──────── LISTING

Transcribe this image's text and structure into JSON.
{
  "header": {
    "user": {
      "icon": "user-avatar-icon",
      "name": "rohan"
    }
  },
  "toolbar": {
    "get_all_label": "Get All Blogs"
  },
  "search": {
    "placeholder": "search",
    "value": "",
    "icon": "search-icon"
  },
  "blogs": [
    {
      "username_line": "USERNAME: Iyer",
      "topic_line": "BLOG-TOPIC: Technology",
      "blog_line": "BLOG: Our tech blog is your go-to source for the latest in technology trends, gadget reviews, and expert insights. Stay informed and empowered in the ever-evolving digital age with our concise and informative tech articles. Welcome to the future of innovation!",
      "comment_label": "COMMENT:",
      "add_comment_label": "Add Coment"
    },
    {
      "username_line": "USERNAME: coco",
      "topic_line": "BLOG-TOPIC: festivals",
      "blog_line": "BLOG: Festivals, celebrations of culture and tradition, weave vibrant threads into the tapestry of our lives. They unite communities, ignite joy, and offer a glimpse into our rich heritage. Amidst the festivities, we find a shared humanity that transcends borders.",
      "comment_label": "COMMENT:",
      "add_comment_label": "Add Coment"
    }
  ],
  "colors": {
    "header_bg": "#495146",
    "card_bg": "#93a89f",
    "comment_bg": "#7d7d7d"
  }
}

────────────────

EXERCISE PROMPT: Your task is to output all of the data above word for word.

SOLUTION BELOW:
Transcribe this image's text and structure into JSON.
{
  "header": {
    "user": {
      "icon": "user-avatar-icon",
      "name": "rohan"
    }
  },
  "toolbar": {
    "get_all_label": "Get All Blogs"
  },
  "search": {
    "placeholder": "search",
    "value": "",
    "icon": "search-icon"
  },
  "blogs": [
    {
      "username_line": "USERNAME: Iyer",
      "topic_line": "BLOG-TOPIC: Technology",
      "blog_line": "BLOG: Our tech blog is your go-to source for the latest in technology trends, gadget reviews, and expert insights. Stay informed and empowered in the ever-evolving digital age with our concise and informative tech articles. Welcome to the future of innovation!",
      "comment_label": "COMMENT:",
      "add_comment_label": "Add Coment"
    },
    {
      "username_line": "USERNAME: coco",
      "topic_line": "BLOG-TOPIC: festivals",
      "blog_line": "BLOG: Festivals, celebrations of culture and tradition, weave vibrant threads into the tapestry of our lives. They unite communities, ignite joy, and offer a glimpse into our rich heritage. Amidst the festivities, we find a shared humanity that transcends borders.",
      "comment_label": "COMMENT:",
      "add_comment_label": "Add Coment"
    }
  ],
  "colors": {
    "header_bg": "#495146",
    "card_bg": "#93a89f",
    "comment_bg": "#7d7d7d"
  }
}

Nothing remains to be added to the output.